— ФРАГМЕНТ ИСТОЧНИКА —
((
Шрифт:
Весь день сегодня какое-то сонное состояние, причем не у меня одного — Джеф и Кейзо жаловались на то же самое. Очень странно, время вроде бы не меняли. Может быть, организм все же чувствует, что идем ночью?! Лагерь в координатах: 89,5° ю. ш., 108,3° в. д.
Минус 27 градусов «утром» и всю ночь, ветер от западо-юго-запада с постепенным переходом во второй половине дня к совершенно ненужному нам северо-западному, притом с одновременным его усилением. Стали попадаться заструги устойчивого северо-западного направления, что наводило на печальные предположения о возможных здесь северо-западных ветрах, не совсем попутных для нас, но пока весь сегодняшний день это были только предположения. К концу дня ощутил усталость, особенно в ногах: наверное, все-таки немного потерял форму на Полюсе. Кейзо оказался великолепным кулинаром. Наше с Этьенном меню было просто на пещерном уровне по сравнению с тем, что вот уже второй день предлагал мне Кейзо. Его поистине фанатичная преданность рису постепенно стала передаваться и мне. Правда, не столько принцип расстановки акцентов в нашем рационе, сместить которые удалось благодаря щедротам полюсного шеф-повара, сколько само отношение к процессу приготовления пищи было у Кейзо абсолютно отличным от моего или, скажем, этьенновского. Если раньше мы с Этьенном, особенно не ломая голову, просто смешивали продукты в разных, достаточно случайных пропорциях, то Кейзо именно священнодействовал. Помню, как он приятно поразил меня в этот вечер, приготовив в качестве закуски сардины. Да, да, те самые сардины, которые мы с Этьенном просто-напросто разогревали в чайнике, а затем незаметно для себя быстро съедали. Кейзо же смешал сардины с какой-то мелкой сушеной рыбешкой и полил все это удивительным соусом, который, начисто перебив привычный запах сардинного масла, придал им неповторимый пряный, сладковатый, типично японский, по словам внимательно наблюдавшего за моей реакцией Кейзо, вкус. Этот сказочный ужин еще более усилил мои опасения, что после месяца, проведенного с Кейзо в одной палатке и за одним столом, я прибавлю в весе. К сожалению, мы не смогли взвеситься на Южном полюсе (как частной экспедиции, нам было отказано в этом маленьком удовольствии), но тем не менее такая уверенность появилась.
))
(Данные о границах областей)
((
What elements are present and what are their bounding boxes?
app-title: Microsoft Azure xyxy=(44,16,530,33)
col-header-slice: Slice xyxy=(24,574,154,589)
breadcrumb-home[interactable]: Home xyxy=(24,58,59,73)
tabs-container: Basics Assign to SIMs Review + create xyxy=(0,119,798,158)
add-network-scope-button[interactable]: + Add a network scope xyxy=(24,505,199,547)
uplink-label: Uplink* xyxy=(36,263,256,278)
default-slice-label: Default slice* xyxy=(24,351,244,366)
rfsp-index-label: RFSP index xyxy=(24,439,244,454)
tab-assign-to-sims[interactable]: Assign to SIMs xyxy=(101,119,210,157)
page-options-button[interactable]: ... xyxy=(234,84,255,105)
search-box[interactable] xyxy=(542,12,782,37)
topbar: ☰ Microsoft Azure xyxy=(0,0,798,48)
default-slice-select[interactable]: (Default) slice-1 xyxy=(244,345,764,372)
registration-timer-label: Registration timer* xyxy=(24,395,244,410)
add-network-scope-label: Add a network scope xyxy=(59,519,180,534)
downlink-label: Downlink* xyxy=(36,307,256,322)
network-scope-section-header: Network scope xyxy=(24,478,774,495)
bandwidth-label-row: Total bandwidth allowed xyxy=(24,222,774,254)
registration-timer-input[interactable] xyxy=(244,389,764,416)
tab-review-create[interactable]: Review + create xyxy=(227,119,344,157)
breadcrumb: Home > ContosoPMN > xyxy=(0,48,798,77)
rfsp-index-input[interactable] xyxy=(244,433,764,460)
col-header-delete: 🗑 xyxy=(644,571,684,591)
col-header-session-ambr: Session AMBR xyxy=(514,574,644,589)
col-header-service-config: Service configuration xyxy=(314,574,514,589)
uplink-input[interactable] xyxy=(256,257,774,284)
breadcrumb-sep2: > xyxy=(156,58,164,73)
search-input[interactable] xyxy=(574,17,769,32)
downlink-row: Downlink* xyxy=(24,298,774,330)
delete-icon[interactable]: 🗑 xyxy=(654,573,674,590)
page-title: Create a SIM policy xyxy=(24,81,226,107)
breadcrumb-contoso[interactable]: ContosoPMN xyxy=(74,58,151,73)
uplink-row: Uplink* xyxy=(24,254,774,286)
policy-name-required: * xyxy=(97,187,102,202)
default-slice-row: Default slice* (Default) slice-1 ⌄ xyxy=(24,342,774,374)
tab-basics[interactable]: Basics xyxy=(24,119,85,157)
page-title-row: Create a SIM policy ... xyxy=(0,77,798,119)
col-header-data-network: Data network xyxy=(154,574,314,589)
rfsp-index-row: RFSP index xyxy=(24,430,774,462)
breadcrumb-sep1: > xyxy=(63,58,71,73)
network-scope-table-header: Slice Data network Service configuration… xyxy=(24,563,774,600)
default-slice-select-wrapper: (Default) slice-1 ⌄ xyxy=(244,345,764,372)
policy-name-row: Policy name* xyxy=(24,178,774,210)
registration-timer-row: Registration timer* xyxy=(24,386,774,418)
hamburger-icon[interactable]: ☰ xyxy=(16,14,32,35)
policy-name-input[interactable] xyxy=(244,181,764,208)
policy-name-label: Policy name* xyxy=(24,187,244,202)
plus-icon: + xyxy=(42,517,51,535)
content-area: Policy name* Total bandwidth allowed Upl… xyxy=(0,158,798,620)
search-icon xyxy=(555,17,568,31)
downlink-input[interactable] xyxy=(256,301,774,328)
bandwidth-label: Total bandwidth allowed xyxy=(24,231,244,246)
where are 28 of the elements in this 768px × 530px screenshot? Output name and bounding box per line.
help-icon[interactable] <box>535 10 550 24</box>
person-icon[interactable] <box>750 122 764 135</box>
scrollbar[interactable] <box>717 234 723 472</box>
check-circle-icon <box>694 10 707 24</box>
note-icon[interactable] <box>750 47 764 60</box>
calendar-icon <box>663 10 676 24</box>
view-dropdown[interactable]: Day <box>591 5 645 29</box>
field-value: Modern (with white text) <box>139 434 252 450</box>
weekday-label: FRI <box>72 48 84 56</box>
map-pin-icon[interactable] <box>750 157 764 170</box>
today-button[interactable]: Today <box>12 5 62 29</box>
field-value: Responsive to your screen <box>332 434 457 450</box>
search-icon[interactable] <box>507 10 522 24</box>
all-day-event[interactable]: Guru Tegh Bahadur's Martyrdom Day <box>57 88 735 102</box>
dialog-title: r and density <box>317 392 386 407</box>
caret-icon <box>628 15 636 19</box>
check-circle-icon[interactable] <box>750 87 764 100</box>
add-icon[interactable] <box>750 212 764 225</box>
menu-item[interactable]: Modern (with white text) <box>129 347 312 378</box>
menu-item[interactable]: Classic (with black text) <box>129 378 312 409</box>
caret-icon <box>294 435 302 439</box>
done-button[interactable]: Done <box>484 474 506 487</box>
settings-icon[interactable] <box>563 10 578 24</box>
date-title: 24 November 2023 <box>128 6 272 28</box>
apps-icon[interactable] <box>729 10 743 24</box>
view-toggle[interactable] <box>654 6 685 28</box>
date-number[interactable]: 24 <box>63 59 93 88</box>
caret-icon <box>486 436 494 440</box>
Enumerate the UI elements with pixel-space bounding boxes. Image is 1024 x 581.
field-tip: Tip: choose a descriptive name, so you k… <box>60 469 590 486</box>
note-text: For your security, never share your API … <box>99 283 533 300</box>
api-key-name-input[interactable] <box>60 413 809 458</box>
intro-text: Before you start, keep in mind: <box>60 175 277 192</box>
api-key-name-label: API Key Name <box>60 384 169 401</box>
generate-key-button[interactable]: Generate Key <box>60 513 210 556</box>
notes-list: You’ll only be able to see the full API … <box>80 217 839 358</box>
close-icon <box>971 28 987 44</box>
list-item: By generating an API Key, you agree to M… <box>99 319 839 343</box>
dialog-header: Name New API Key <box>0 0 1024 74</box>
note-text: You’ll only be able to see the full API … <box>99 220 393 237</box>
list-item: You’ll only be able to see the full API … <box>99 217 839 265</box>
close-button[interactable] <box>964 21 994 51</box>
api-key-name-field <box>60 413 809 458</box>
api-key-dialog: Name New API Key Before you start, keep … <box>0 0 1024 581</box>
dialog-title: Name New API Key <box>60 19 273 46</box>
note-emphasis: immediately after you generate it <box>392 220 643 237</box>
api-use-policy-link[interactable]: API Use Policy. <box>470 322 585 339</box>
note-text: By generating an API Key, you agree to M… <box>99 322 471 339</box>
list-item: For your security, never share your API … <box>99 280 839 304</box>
))
— РАБОЧЕЕ ЗАДАНИЕ —
Выпишите фрагмент источника о дне пути после Южного полюса целиком, слово в слово, ничего не меняя.

— ОТВЕТ —
Шрифт:
Весь день сегодня какое-то сонное состояние, причем не у меня одного — Джеф и Кейзо жаловались на то же самое. Очень странно, время вроде бы не меняли. Может быть, организм все же чувствует, что идем ночью?! Лагерь в координатах: 89,5° ю. ш., 108,3° в. д.
Минус 27 градусов «утром» и всю ночь, ветер от западо-юго-запада с постепенным переходом во второй половине дня к совершенно ненужному нам северо-западному, притом с одновременным его усилением. Стали попадаться заструги устойчивого северо-западного направления, что наводило на печальные предположения о возможных здесь северо-западных ветрах, не совсем попутных для нас, но пока весь сегодняшний день это были только предположения. К концу дня ощутил усталость, особенно в ногах: наверное, все-таки немного потерял форму на Полюсе. Кейзо оказался великолепным кулинаром. Наше с Этьенном меню было просто на пещерном уровне по сравнению с тем, что вот уже второй день предлагал мне Кейзо. Его поистине фанатичная преданность рису постепенно стала передаваться и мне. Правда, не столько принцип расстановки акцентов в нашем рационе, сместить которые удалось благодаря щедротам полюсного шеф-повара, сколько само отношение к процессу приготовления пищи было у Кейзо абсолютно отличным от моего или, скажем, этьенновского. Если раньше мы с Этьенном, особенно не ломая голову, просто смешивали продукты в разных, достаточно случайных пропорциях, то Кейзо именно священнодействовал. Помню, как он приятно поразил меня в этот вечер, приготовив в качестве закуски сардины. Да, да, те самые сардины, которые мы с Этьенном просто-напросто разогревали в чайнике, а затем незаметно для себя быстро съедали. Кейзо же смешал сардины с какой-то мелкой сушеной рыбешкой и полил все это удивительным соусом, который, начисто перебив привычный запах сардинного масла, придал им неповторимый пряный, сладковатый, типично японский, по словам внимательно наблюдавшего за моей реакцией Кейзо, вкус. Этот сказочный ужин еще более усилил мои опасения, что после месяца, проведенного с Кейзо в одной палатке и за одним столом, я прибавлю в весе. К сожалению, мы не смогли взвеситься на Южном полюсе (как частной экспедиции, нам было отказано в этом маленьком удовольствии), но тем не менее такая уверенность появилась.